Dataset items:
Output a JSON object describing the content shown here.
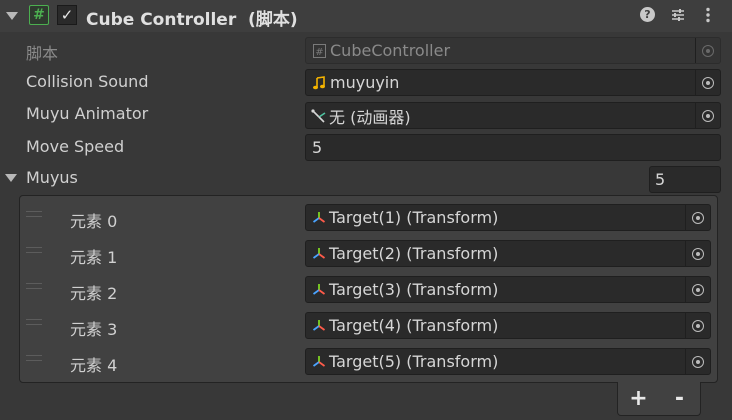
{
  "component": {
    "title": "Cube Controller  (脚本)",
    "enabled_check": "✓",
    "script_icon": "#",
    "header_icons": [
      "help-icon",
      "presets-icon",
      "more-icon"
    ]
  },
  "fields": {
    "script": {
      "label": "脚本",
      "value": "CubeController",
      "icon": "script-icon"
    },
    "collision_sound": {
      "label": "Collision Sound",
      "value": "muyuyin",
      "icon": "audio-clip-icon"
    },
    "muyu_animator": {
      "label": "Muyu Animator",
      "value": "无 (动画器)",
      "icon": "animator-icon"
    },
    "move_speed": {
      "label": "Move Speed",
      "value": "5"
    }
  },
  "muyus": {
    "label": "Muyus",
    "size": "5",
    "elements": [
      {
        "label": "元素 0",
        "value": "Target(1) (Transform)"
      },
      {
        "label": "元素 1",
        "value": "Target(2) (Transform)"
      },
      {
        "label": "元素 2",
        "value": "Target(3) (Transform)"
      },
      {
        "label": "元素 3",
        "value": "Target(4) (Transform)"
      },
      {
        "label": "元素 4",
        "value": "Target(5) (Transform)"
      }
    ],
    "add_label": "+",
    "remove_label": "-"
  },
  "colors": {
    "background": "#383838",
    "field_bg": "#2a2a2a",
    "script_green": "#4caf50",
    "audio_yellow": "#f5b400"
  }
}
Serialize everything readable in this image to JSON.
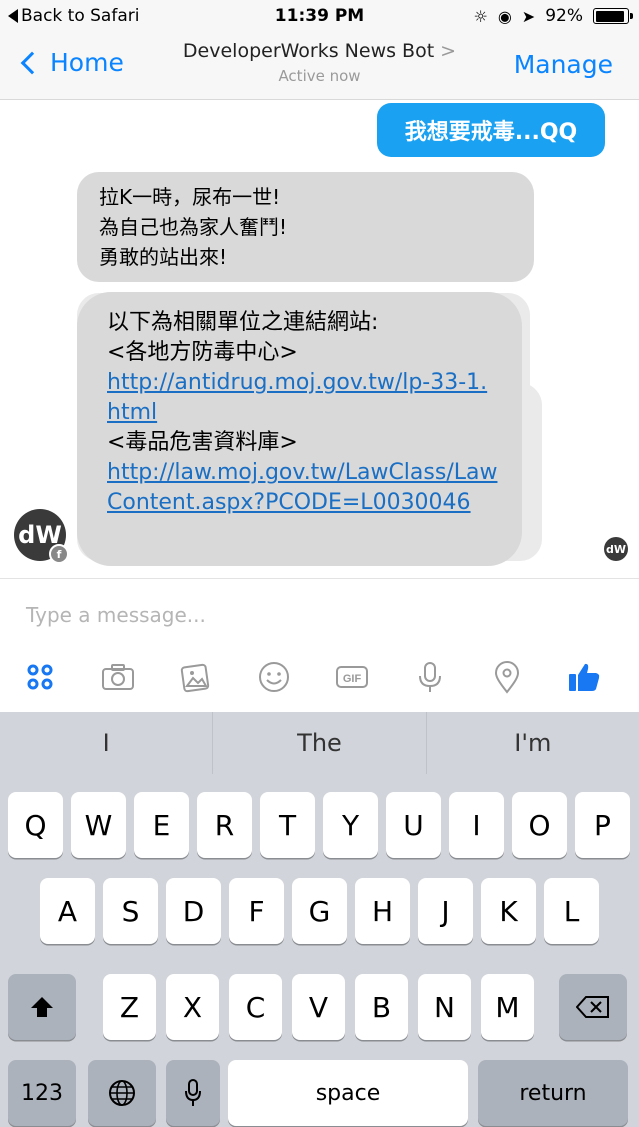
{
  "status_bar": {
    "back_label": "Back to Safari",
    "time": "11:39 PM",
    "battery": "92%",
    "battery_level": 0.92
  },
  "nav": {
    "back_label": "Home",
    "title": "DeveloperWorks News Bot",
    "title_chevron": ">",
    "subtitle": "Active now",
    "manage_label": "Manage"
  },
  "messages": {
    "outgoing": "我想要戒毒...QQ",
    "incoming1": [
      "拉K一時，尿布一世!",
      "為自己也為家人奮鬥!",
      "勇敢的站出來!"
    ],
    "incoming2": {
      "intro": "以下為相關單位之連結網站:",
      "label1": "<各地方防毒中心>",
      "link1": "http://antidrug.moj.gov.tw/lp-33-1.html",
      "label2": "<毒品危害資料庫>",
      "link2": "http://law.moj.gov.tw/LawClass/LawContent.aspx?PCODE=L0030046"
    },
    "avatar_text": "dW",
    "seen_avatar_text": "dW"
  },
  "composer": {
    "placeholder": "Type a message...",
    "tools": [
      "apps-icon",
      "camera-icon",
      "gallery-icon",
      "emoji-icon",
      "gif-icon",
      "microphone-icon",
      "location-icon",
      "like-icon"
    ],
    "gif_label": "GIF"
  },
  "keyboard": {
    "suggestions": [
      "I",
      "The",
      "I'm"
    ],
    "row1": [
      "Q",
      "W",
      "E",
      "R",
      "T",
      "Y",
      "U",
      "I",
      "O",
      "P"
    ],
    "row2": [
      "A",
      "S",
      "D",
      "F",
      "G",
      "H",
      "J",
      "K",
      "L"
    ],
    "row3": [
      "Z",
      "X",
      "C",
      "V",
      "B",
      "N",
      "M"
    ],
    "numbers_label": "123",
    "space_label": "space",
    "return_label": "return"
  },
  "colors": {
    "accent": "#0a84ff",
    "outgoing_bubble": "#1ba1f2",
    "incoming_bubble": "#d9d9d9",
    "link": "#1a6fc4"
  }
}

PROBLEM —
Search the listing above for the string "Target". Copy every line that contains it.

ANSWER TO THE PROBLEM —
        "value": "Target(1) (Transform)"
        "value": "Target(2) (Transform)"
        "value": "Target(3) (Transform)"
        "value": "Target(4) (Transform)"
        "value": "Target(5) (Transform)"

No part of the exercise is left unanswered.